### Your task
Filter the entries that follow, copying every line in which the word "tetrahedral" appears.

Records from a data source
☆ ☆ ☆
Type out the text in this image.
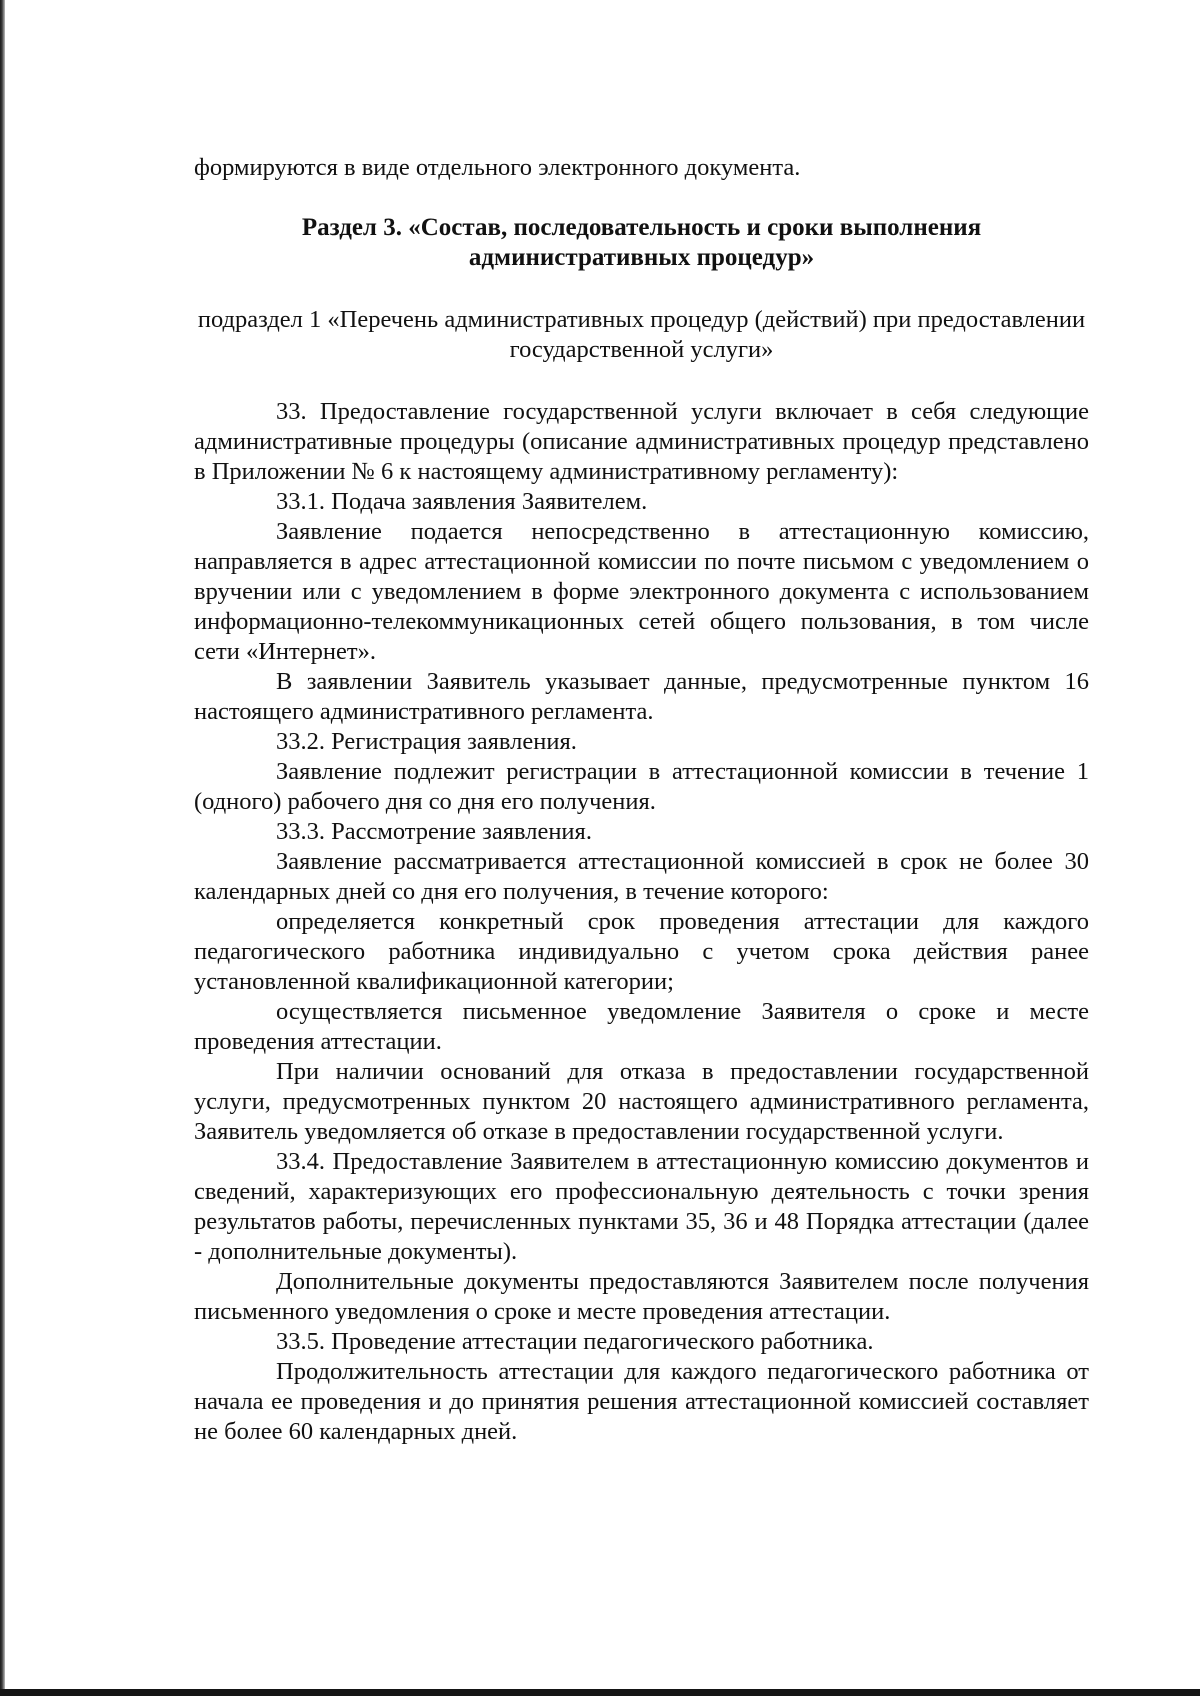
формируются в виде отдельного электронного документа.
Раздел 3. «Состав, последовательность и сроки выполнения административных процедур»
подраздел 1 «Перечень административных процедур (действий) при предоставлении государственной услуги»

33. Предоставление государственной услуги включает в себя следующие административные процедуры (описание административных процедур представлено в Приложении № 6 к настоящему административному регламенту):

33.1. Подача заявления Заявителем.

Заявление подается непосредственно в аттестационную комиссию, направляется в адрес аттестационной комиссии по почте письмом с уведомлением о вручении или с уведомлением в форме электронного документа с использованием информационно-телекоммуникационных сетей общего пользования, в том числе сети «Интернет».

В заявлении Заявитель указывает данные, предусмотренные пунктом 16 настоящего административного регламента.

33.2. Регистрация заявления.

Заявление подлежит регистрации в аттестационной комиссии в течение 1 (одного) рабочего дня со дня его получения.

33.3. Рассмотрение заявления.

Заявление рассматривается аттестационной комиссией в срок не более 30 календарных дней со дня его получения, в течение которого:

определяется конкретный срок проведения аттестации для каждого педагогического работника индивидуально с учетом срока действия ранее установленной квалификационной категории;

осуществляется письменное уведомление Заявителя о сроке и месте проведения аттестации.

При наличии оснований для отказа в предоставлении государственной услуги, предусмотренных пунктом 20 настоящего административного регламента, Заявитель уведомляется об отказе в предоставлении государственной услуги.

33.4. Предоставление Заявителем в аттестационную комиссию документов и сведений, характеризующих его профессиональную деятельность с точки зрения результатов работы, перечисленных пунктами 35, 36 и 48 Порядка аттестации (далее - дополнительные документы).

Дополнительные документы предоставляются Заявителем после получения письменного уведомления о сроке и месте проведения аттестации.

33.5. Проведение аттестации педагогического работника.

Продолжительность аттестации для каждого педагогического работника от начала ее проведения и до принятия решения аттестационной комиссией составляет не более 60 календарных дней.
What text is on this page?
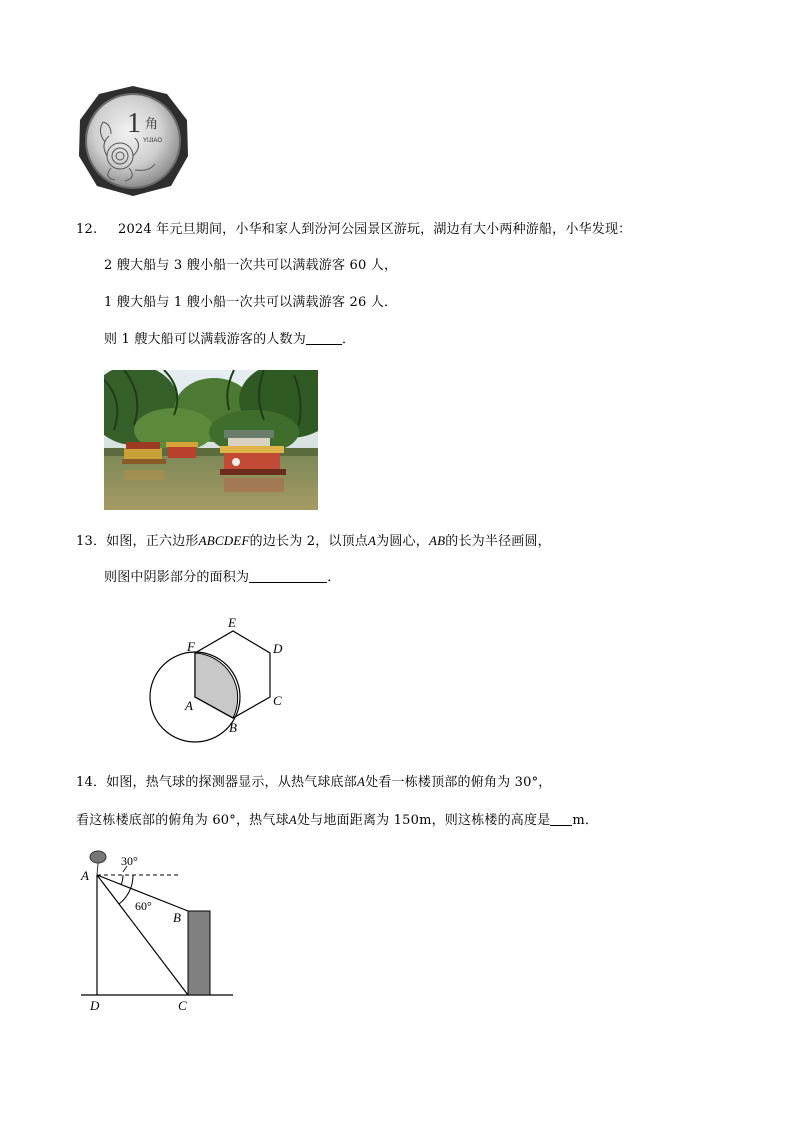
1 角
YIJIAO
12. 2024 年元旦期间，小华和家人到汾河公园景区游玩，湖边有大小两种游船，小华发现：
2 艘大船与 3 艘小船一次共可以满载游客 60 人，
1 艘大船与 1 艘小船一次共可以满载游客 26 人．
则 1 艘大船可以满载游客的人数为	．
13．如图，正六边形ABCDEF的边长为 2，以顶点A为圆心，AB的长为半径画圆，
则图中阴影部分的面积为	．
A
B
C
D
E
F
14．如图，热气球的探测器显示，从热气球底部A处看一栋楼顶部的俯角为 30°，
看这栋楼底部的俯角为 60°，热气球A处与地面距离为 150m，则这栋楼的高度是 m．
30°
60°
A
B
C
D
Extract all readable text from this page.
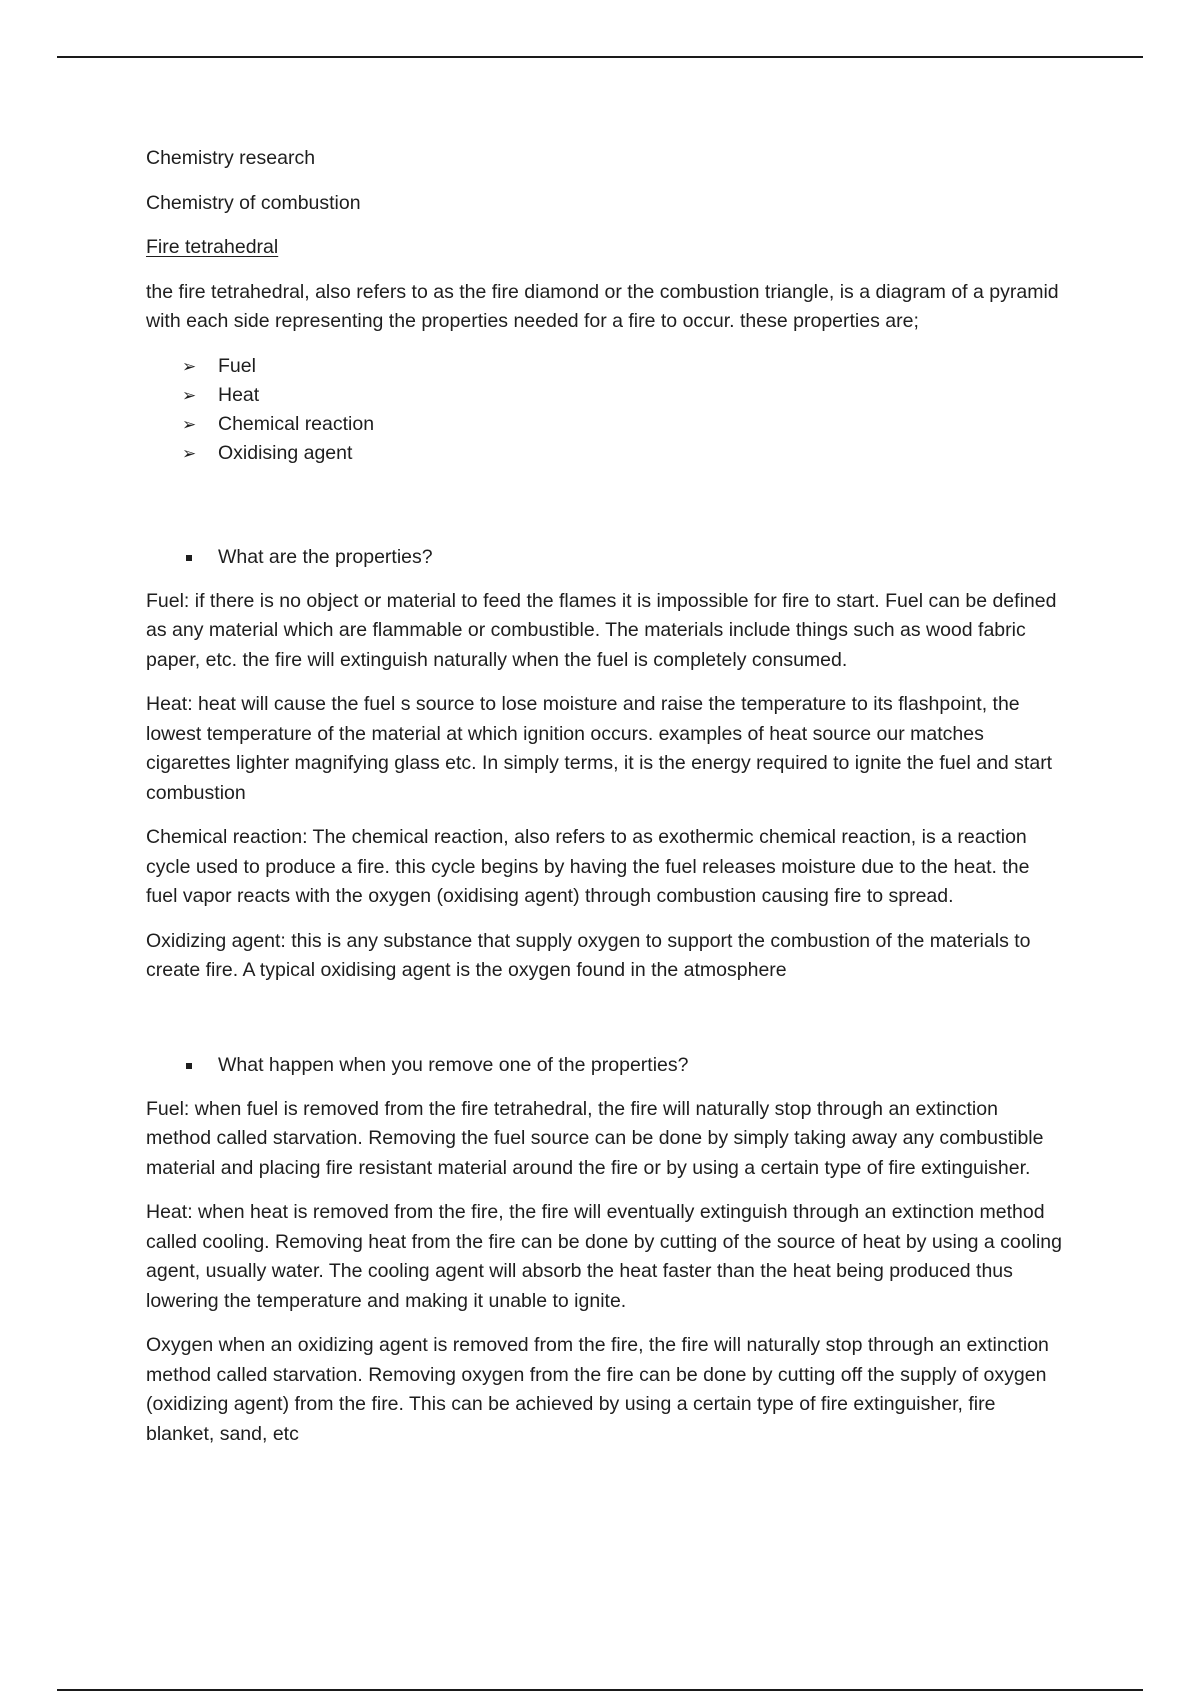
Chemistry research

Chemistry of combustion

Fire tetrahedral

the fire tetrahedral, also refers to as the fire diamond or the combustion triangle, is a diagram of a pyramid with each side representing the properties needed for a fire to occur. these properties are;

➢ Fuel
➢ Heat
➢ Chemical reaction
➢ Oxidising agent
What are the properties?

Fuel: if there is no object or material to feed the flames it is impossible for fire to start. Fuel can be defined as any material which are flammable or combustible. The materials include things such as wood fabric paper, etc. the fire will extinguish naturally when the fuel is completely consumed.

Heat: heat will cause the fuel s source to lose moisture and raise the temperature to its flashpoint, the lowest temperature of the material at which ignition occurs. examples of heat source our matches cigarettes lighter magnifying glass etc. In simply terms, it is the energy required to ignite the fuel and start combustion

Chemical reaction: The chemical reaction, also refers to as exothermic chemical reaction, is a reaction cycle used to produce a fire. this cycle begins by having the fuel releases moisture due to the heat. the fuel vapor reacts with the oxygen (oxidising agent) through combustion causing fire to spread.

Oxidizing agent: this is any substance that supply oxygen to support the combustion of the materials to create fire. A typical oxidising agent is the oxygen found in the atmosphere

What happen when you remove one of the properties?

Fuel: when fuel is removed from the fire tetrahedral, the fire will naturally stop through an extinction method called starvation. Removing the fuel source can be done by simply taking away any combustible material and placing fire resistant material around the fire or by using a certain type of fire extinguisher.

Heat: when heat is removed from the fire, the fire will eventually extinguish through an extinction method called cooling. Removing heat from the fire can be done by cutting of the source of heat by using a cooling agent, usually water. The cooling agent will absorb the heat faster than the heat being produced thus lowering the temperature and making it unable to ignite.

Oxygen when an oxidizing agent is removed from the fire, the fire will naturally stop through an extinction method called starvation. Removing oxygen from the fire can be done by cutting off the supply of oxygen (oxidizing agent) from the fire. This can be achieved by using a certain type of fire extinguisher, fire blanket, sand, etc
☆ ☆ ☆
### Reply to the task
Fire tetrahedral
the fire tetrahedral, also refers to as the fire diamond or the combustion triangle, is a diagram of a pyramid with each side representing the properties needed for a fire to occur. these properties are;
Fuel: when fuel is removed from the fire tetrahedral, the fire will naturally stop through an extinction method called starvation. Removing the fuel source can be done by simply taking away any combustible material and placing fire resistant material around the fire or by using a certain type of fire extinguisher.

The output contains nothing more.